Items listed in a dataset:

==========

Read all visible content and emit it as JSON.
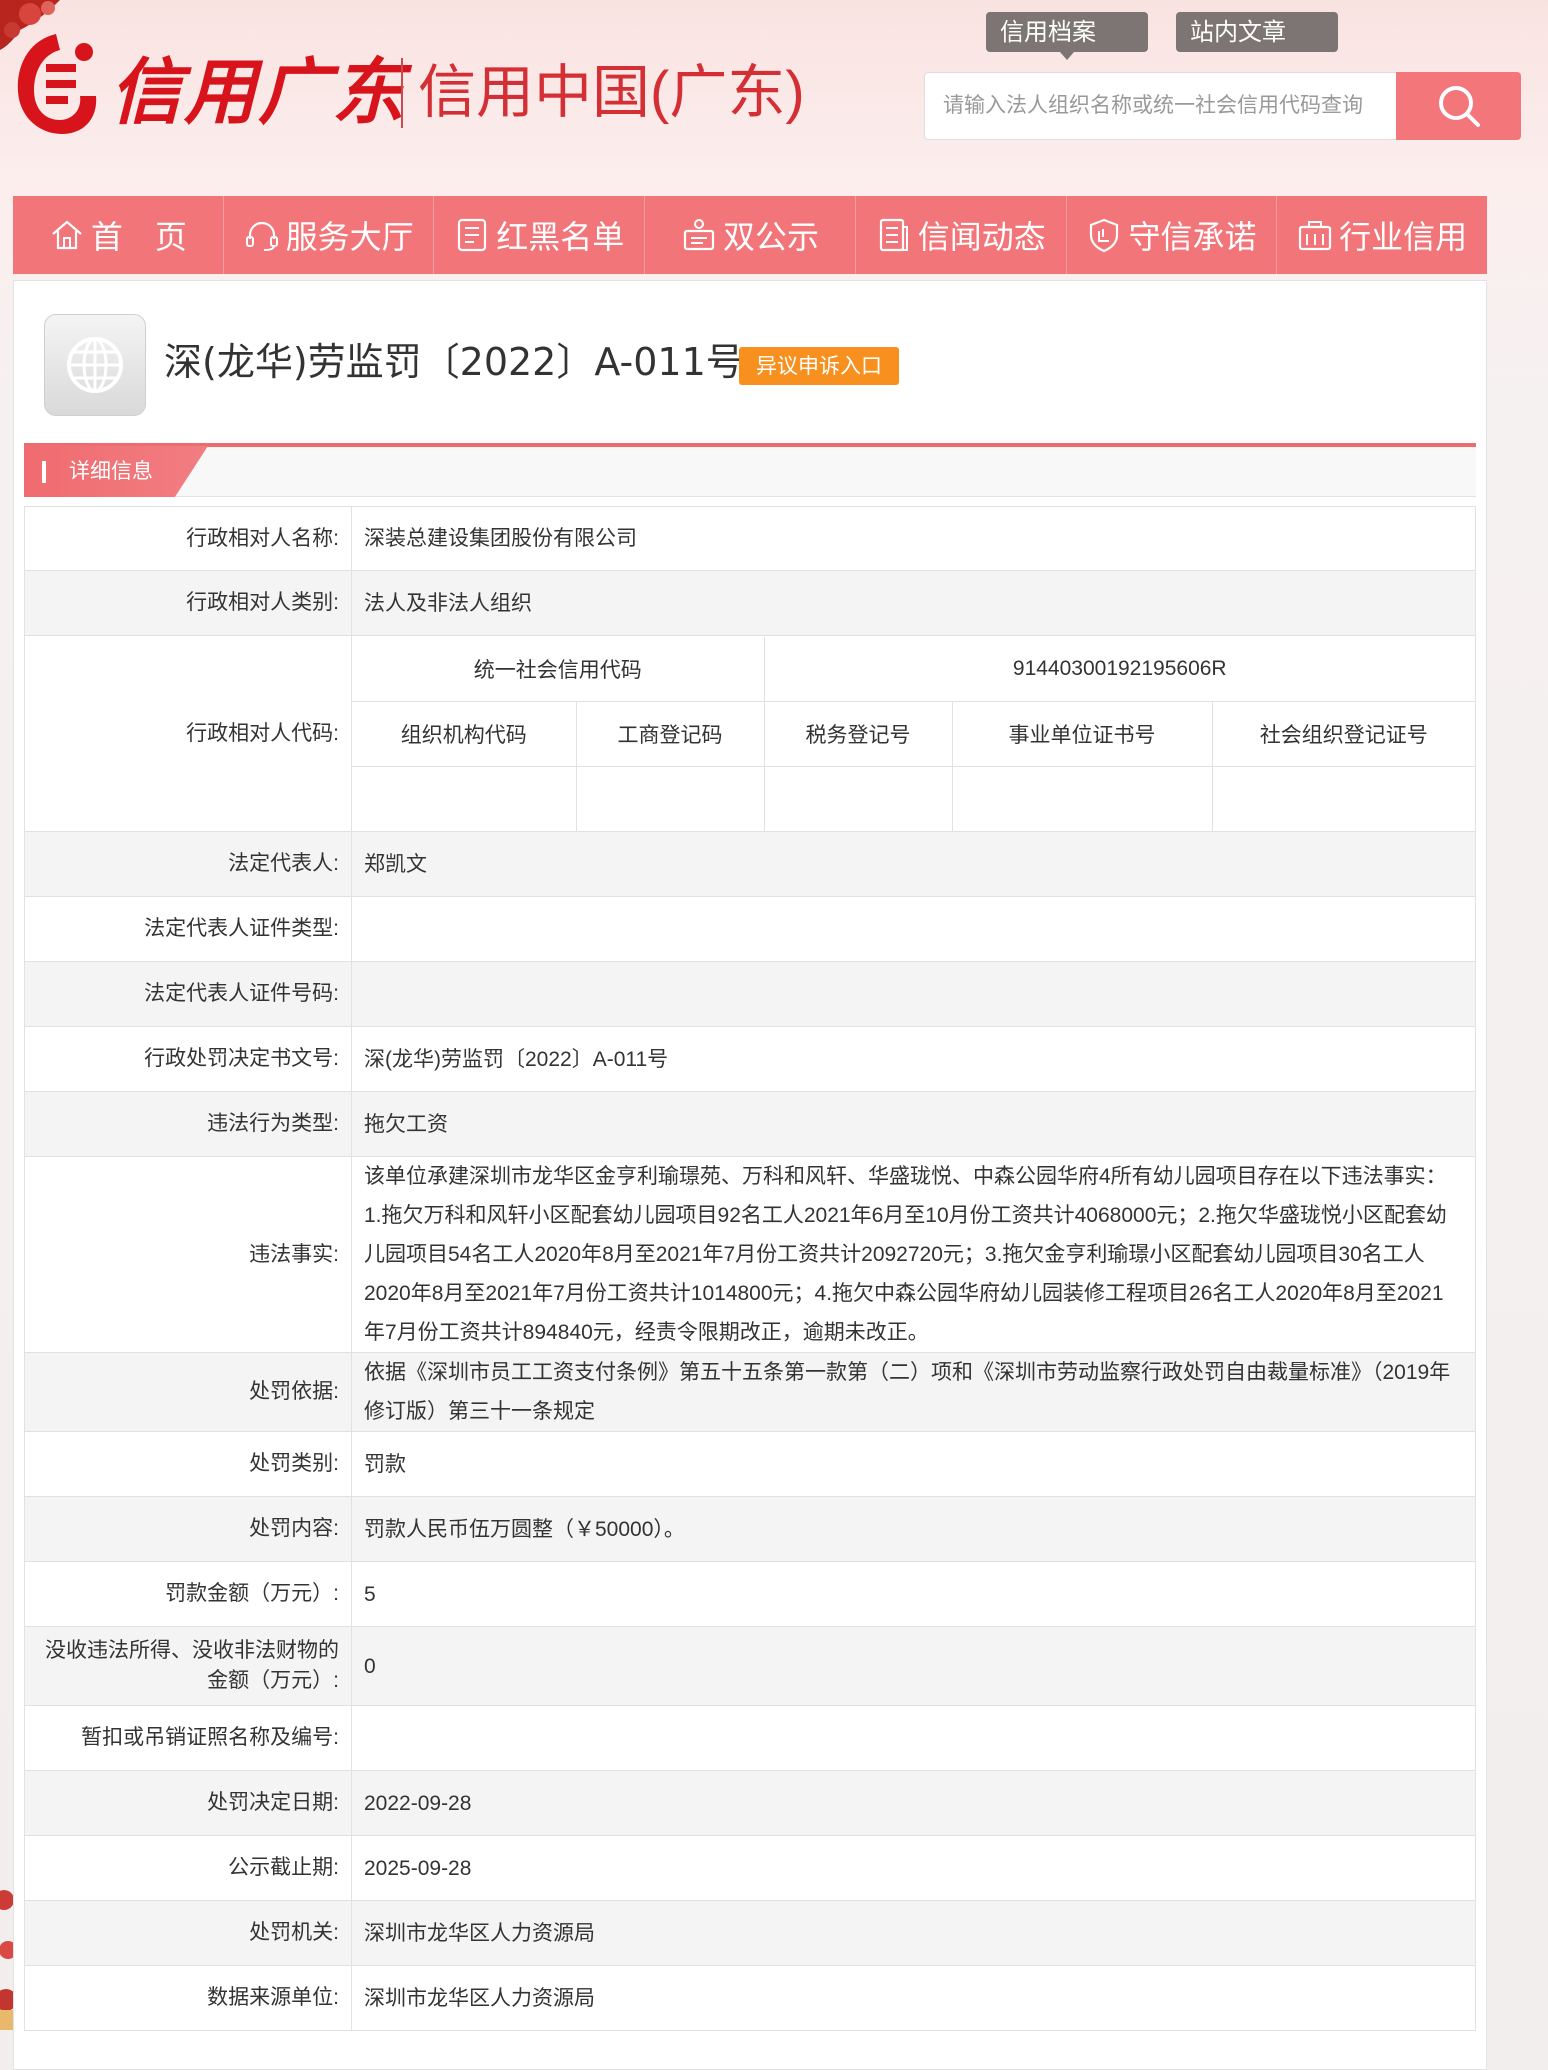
{
  "header": {
    "logo_script": "信用广东",
    "logo_subtitle": "信用中国(广东)",
    "top_tabs": [
      "信用档案",
      "站内文章"
    ],
    "search": {
      "placeholder": "请输入法人组织名称或统一社会信用代码查询",
      "value": ""
    }
  },
  "nav": {
    "items": [
      {
        "label": "首　页",
        "icon": "home-icon"
      },
      {
        "label": "服务大厅",
        "icon": "headset-icon"
      },
      {
        "label": "红黑名单",
        "icon": "list-icon"
      },
      {
        "label": "双公示",
        "icon": "presenter-icon"
      },
      {
        "label": "信闻动态",
        "icon": "news-icon"
      },
      {
        "label": "守信承诺",
        "icon": "shield-icon"
      },
      {
        "label": "行业信用",
        "icon": "briefcase-icon"
      }
    ]
  },
  "record": {
    "title": "深(龙华)劳监罚〔2022〕A-011号",
    "objection_button": "异议申诉入口",
    "section_title": "详细信息"
  },
  "details": {
    "party_name_label": "行政相对人名称:",
    "party_name": "深装总建设集团股份有限公司",
    "party_type_label": "行政相对人类别:",
    "party_type": "法人及非法人组织",
    "party_code_label": "行政相对人代码:",
    "codes": {
      "uscc_label": "统一社会信用代码",
      "uscc_value": "91440300192195606R",
      "headers": [
        "组织机构代码",
        "工商登记码",
        "税务登记号",
        "事业单位证书号",
        "社会组织登记证号"
      ],
      "values": [
        "",
        "",
        "",
        "",
        ""
      ]
    },
    "legal_rep_label": "法定代表人:",
    "legal_rep": "郑凯文",
    "legal_rep_id_type_label": "法定代表人证件类型:",
    "legal_rep_id_type": "",
    "legal_rep_id_no_label": "法定代表人证件号码:",
    "legal_rep_id_no": "",
    "decision_no_label": "行政处罚决定书文号:",
    "decision_no": "深(龙华)劳监罚〔2022〕A-011号",
    "violation_type_label": "违法行为类型:",
    "violation_type": "拖欠工资",
    "violation_facts_label": "违法事实:",
    "violation_facts": "该单位承建深圳市龙华区金亨利瑜璟苑、万科和风轩、华盛珑悦、中森公园华府4所有幼儿园项目存在以下违法事实：1.拖欠万科和风轩小区配套幼儿园项目92名工人2021年6月至10月份工资共计4068000元；2.拖欠华盛珑悦小区配套幼儿园项目54名工人2020年8月至2021年7月份工资共计2092720元；3.拖欠金亨利瑜璟小区配套幼儿园项目30名工人2020年8月至2021年7月份工资共计1014800元；4.拖欠中森公园华府幼儿园装修工程项目26名工人2020年8月至2021年7月份工资共计894840元，经责令限期改正，逾期未改正。",
    "basis_label": "处罚依据:",
    "basis": "依据《深圳市员工工资支付条例》第五十五条第一款第（二）项和《深圳市劳动监察行政处罚自由裁量标准》（2019年修订版）第三十一条规定",
    "penalty_category_label": "处罚类别:",
    "penalty_category": "罚款",
    "penalty_content_label": "处罚内容:",
    "penalty_content": "罚款人民币伍万圆整（￥50000）。",
    "fine_amount_label": "罚款金额（万元）:",
    "fine_amount": "5",
    "confiscation_label": "没收违法所得、没收非法财物的金额（万元）:",
    "confiscation_amount": "0",
    "license_label": "暂扣或吊销证照名称及编号:",
    "license": "",
    "decision_date_label": "处罚决定日期:",
    "decision_date": "2022-09-28",
    "publicity_end_label": "公示截止期:",
    "publicity_end": "2025-09-28",
    "authority_label": "处罚机关:",
    "authority": "深圳市龙华区人力资源局",
    "data_source_label": "数据来源单位:",
    "data_source": "深圳市龙华区人力资源局"
  },
  "colors": {
    "brand_red": "#d7131b",
    "nav_bg": "#f2757a",
    "search_btn": "#f2767a",
    "objection_orange": "#f7901e",
    "tab_gray": "#7d7573"
  }
}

==========

* [TO BE DONE] Restate the listing above word for word, and skip the pictures.

* [TASK RESPONSE]
Read all visible content and emit it as JSON.
{
  "header": {
    "logo_script": "信用广东",
    "logo_subtitle": "信用中国(广东)",
    "top_tabs": [
      "信用档案",
      "站内文章"
    ],
    "search": {
      "placeholder": "请输入法人组织名称或统一社会信用代码查询",
      "value": ""
    }
  },
  "nav": {
    "items": [
      {
        "label": "首　页",
        "icon": "home-icon"
      },
      {
        "label": "服务大厅",
        "icon": "headset-icon"
      },
      {
        "label": "红黑名单",
        "icon": "list-icon"
      },
      {
        "label": "双公示",
        "icon": "presenter-icon"
      },
      {
        "label": "信闻动态",
        "icon": "news-icon"
      },
      {
        "label": "守信承诺",
        "icon": "shield-icon"
      },
      {
        "label": "行业信用",
        "icon": "briefcase-icon"
      }
    ]
  },
  "record": {
    "title": "深(龙华)劳监罚〔2022〕A-011号",
    "objection_button": "异议申诉入口",
    "section_title": "详细信息"
  },
  "details": {
    "party_name_label": "行政相对人名称:",
    "party_name": "深装总建设集团股份有限公司",
    "party_type_label": "行政相对人类别:",
    "party_type": "法人及非法人组织",
    "party_code_label": "行政相对人代码:",
    "codes": {
      "uscc_label": "统一社会信用代码",
      "uscc_value": "91440300192195606R",
      "headers": [
        "组织机构代码",
        "工商登记码",
        "税务登记号",
        "事业单位证书号",
        "社会组织登记证号"
      ],
      "values": [
        "",
        "",
        "",
        "",
        ""
      ]
    },
    "legal_rep_label": "法定代表人:",
    "legal_rep": "郑凯文",
    "legal_rep_id_type_label": "法定代表人证件类型:",
    "legal_rep_id_type": "",
    "legal_rep_id_no_label": "法定代表人证件号码:",
    "legal_rep_id_no": "",
    "decision_no_label": "行政处罚决定书文号:",
    "decision_no": "深(龙华)劳监罚〔2022〕A-011号",
    "violation_type_label": "违法行为类型:",
    "violation_type": "拖欠工资",
    "violation_facts_label": "违法事实:",
    "violation_facts": "该单位承建深圳市龙华区金亨利瑜璟苑、万科和风轩、华盛珑悦、中森公园华府4所有幼儿园项目存在以下违法事实：1.拖欠万科和风轩小区配套幼儿园项目92名工人2021年6月至10月份工资共计4068000元；2.拖欠华盛珑悦小区配套幼儿园项目54名工人2020年8月至2021年7月份工资共计2092720元；3.拖欠金亨利瑜璟小区配套幼儿园项目30名工人2020年8月至2021年7月份工资共计1014800元；4.拖欠中森公园华府幼儿园装修工程项目26名工人2020年8月至2021年7月份工资共计894840元，经责令限期改正，逾期未改正。",
    "basis_label": "处罚依据:",
    "basis": "依据《深圳市员工工资支付条例》第五十五条第一款第（二）项和《深圳市劳动监察行政处罚自由裁量标准》（2019年修订版）第三十一条规定",
    "penalty_category_label": "处罚类别:",
    "penalty_category": "罚款",
    "penalty_content_label": "处罚内容:",
    "penalty_content": "罚款人民币伍万圆整（￥50000）。",
    "fine_amount_label": "罚款金额（万元）:",
    "fine_amount": "5",
    "confiscation_label": "没收违法所得、没收非法财物的金额（万元）:",
    "confiscation_amount": "0",
    "license_label": "暂扣或吊销证照名称及编号:",
    "license": "",
    "decision_date_label": "处罚决定日期:",
    "decision_date": "2022-09-28",
    "publicity_end_label": "公示截止期:",
    "publicity_end": "2025-09-28",
    "authority_label": "处罚机关:",
    "authority": "深圳市龙华区人力资源局",
    "data_source_label": "数据来源单位:",
    "data_source": "深圳市龙华区人力资源局"
  },
  "colors": {
    "brand_red": "#d7131b",
    "nav_bg": "#f2757a",
    "search_btn": "#f2767a",
    "objection_orange": "#f7901e",
    "tab_gray": "#7d7573"
  }
}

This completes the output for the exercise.